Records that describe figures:
<<<<

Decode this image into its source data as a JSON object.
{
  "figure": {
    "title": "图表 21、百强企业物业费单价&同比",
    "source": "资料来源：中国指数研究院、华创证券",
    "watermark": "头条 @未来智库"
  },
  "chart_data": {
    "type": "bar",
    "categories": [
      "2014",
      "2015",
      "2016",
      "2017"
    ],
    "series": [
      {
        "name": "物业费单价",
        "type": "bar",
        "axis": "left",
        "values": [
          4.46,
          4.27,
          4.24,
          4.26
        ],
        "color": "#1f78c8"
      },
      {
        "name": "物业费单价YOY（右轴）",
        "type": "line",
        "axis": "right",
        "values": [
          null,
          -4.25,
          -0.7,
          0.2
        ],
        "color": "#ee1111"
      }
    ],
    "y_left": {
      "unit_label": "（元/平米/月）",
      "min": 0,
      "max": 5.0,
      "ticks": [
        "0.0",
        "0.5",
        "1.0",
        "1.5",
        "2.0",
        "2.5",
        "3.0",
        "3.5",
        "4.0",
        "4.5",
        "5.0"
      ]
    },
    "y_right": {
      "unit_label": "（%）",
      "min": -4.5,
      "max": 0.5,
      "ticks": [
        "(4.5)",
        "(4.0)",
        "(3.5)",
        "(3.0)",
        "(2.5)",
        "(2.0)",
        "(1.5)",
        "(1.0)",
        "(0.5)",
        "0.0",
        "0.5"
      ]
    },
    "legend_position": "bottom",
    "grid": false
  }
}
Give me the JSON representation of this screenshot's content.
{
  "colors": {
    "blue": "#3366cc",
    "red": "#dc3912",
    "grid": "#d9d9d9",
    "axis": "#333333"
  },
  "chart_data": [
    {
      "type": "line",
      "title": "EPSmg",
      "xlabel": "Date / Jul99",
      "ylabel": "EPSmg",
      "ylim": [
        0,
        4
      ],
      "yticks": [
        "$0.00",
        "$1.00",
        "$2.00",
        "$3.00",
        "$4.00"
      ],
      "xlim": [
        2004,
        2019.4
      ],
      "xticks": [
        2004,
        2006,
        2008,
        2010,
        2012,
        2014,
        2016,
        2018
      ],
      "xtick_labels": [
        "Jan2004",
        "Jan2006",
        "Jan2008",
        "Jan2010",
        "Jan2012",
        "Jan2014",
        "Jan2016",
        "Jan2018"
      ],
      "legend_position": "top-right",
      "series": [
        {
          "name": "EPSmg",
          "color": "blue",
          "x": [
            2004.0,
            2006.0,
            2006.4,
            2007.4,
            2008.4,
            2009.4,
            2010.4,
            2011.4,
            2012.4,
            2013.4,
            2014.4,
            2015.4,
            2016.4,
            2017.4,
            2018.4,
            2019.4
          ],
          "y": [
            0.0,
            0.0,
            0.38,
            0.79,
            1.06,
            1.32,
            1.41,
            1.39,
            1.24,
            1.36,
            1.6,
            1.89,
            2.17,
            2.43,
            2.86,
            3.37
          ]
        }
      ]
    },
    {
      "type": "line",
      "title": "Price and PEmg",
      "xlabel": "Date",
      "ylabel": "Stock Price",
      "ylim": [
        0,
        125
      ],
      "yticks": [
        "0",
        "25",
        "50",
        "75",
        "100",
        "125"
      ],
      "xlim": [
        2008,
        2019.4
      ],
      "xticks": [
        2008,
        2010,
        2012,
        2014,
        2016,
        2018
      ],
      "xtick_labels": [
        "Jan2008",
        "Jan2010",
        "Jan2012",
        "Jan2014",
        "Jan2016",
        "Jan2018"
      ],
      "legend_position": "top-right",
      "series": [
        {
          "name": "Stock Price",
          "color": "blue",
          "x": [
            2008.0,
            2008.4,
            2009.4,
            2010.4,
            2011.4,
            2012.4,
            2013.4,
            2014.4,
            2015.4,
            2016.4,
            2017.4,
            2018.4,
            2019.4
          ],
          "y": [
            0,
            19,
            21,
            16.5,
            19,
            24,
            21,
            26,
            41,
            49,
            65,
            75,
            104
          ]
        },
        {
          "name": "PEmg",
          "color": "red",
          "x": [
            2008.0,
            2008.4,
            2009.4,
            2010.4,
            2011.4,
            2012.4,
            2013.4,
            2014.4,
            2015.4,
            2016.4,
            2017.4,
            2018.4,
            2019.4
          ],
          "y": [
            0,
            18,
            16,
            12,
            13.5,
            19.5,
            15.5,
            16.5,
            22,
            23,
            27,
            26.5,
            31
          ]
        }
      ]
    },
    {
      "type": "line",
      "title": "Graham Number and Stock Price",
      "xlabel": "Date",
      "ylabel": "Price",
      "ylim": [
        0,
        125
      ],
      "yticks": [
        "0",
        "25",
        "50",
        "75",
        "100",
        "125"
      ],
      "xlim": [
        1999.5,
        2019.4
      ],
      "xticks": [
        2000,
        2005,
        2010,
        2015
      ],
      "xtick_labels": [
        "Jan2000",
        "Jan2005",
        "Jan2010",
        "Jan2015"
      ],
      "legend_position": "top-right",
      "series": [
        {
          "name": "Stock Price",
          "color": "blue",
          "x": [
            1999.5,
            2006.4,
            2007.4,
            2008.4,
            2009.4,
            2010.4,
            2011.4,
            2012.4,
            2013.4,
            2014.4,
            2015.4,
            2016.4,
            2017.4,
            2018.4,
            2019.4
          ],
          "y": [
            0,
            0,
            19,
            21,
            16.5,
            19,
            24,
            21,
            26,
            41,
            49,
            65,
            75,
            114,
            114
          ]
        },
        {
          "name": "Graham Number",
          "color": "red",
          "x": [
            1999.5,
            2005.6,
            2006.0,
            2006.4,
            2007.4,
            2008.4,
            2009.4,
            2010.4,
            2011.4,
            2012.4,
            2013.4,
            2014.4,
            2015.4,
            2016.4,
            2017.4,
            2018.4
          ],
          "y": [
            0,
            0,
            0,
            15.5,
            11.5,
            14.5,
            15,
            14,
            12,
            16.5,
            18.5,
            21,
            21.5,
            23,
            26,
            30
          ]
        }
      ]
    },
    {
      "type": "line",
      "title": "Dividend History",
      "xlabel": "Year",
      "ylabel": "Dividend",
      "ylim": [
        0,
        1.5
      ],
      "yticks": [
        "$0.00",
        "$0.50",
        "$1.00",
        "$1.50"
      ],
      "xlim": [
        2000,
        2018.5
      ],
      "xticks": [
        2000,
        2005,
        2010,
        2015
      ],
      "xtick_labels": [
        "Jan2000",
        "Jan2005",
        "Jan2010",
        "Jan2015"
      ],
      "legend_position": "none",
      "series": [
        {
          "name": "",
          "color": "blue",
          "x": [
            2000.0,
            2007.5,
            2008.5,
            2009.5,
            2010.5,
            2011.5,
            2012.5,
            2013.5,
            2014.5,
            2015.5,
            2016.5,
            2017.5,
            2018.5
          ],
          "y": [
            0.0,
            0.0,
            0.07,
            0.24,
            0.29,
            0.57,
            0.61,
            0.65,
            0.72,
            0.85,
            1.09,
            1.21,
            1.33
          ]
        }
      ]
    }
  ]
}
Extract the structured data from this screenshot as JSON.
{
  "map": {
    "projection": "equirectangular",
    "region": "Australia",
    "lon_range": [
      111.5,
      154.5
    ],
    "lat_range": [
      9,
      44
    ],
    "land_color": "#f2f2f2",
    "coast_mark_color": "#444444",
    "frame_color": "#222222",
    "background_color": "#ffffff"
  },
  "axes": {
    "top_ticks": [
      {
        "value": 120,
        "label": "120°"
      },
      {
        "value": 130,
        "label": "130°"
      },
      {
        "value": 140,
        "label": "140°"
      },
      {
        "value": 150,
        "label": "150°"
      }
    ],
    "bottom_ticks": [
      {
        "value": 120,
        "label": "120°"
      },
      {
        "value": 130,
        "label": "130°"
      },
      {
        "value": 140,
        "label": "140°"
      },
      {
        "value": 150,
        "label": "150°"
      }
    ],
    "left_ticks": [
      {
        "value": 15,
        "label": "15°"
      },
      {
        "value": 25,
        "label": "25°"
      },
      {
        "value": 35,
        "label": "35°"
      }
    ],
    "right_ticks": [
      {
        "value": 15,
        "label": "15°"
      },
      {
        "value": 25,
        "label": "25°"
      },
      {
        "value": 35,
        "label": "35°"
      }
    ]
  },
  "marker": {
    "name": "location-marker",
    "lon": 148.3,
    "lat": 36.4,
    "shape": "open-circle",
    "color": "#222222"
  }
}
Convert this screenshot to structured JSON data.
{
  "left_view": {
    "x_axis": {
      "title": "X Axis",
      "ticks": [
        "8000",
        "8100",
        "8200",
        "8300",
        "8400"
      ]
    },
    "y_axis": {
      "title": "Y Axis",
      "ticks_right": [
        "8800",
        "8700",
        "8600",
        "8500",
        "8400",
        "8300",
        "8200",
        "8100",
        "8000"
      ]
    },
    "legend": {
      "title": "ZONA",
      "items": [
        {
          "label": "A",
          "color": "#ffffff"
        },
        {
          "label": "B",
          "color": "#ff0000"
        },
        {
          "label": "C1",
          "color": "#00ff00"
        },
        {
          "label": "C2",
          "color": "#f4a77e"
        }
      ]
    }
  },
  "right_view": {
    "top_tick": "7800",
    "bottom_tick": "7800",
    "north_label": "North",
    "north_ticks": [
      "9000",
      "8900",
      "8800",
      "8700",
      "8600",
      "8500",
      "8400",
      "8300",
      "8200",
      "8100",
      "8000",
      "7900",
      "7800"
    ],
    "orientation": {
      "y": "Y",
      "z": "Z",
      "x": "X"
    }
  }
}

>>>>

### WHAT YOU HAVE TO DO
Check each line above for the word "name" and give the number of lines that have it, nothing else.

### WRITTEN SOLUTION
9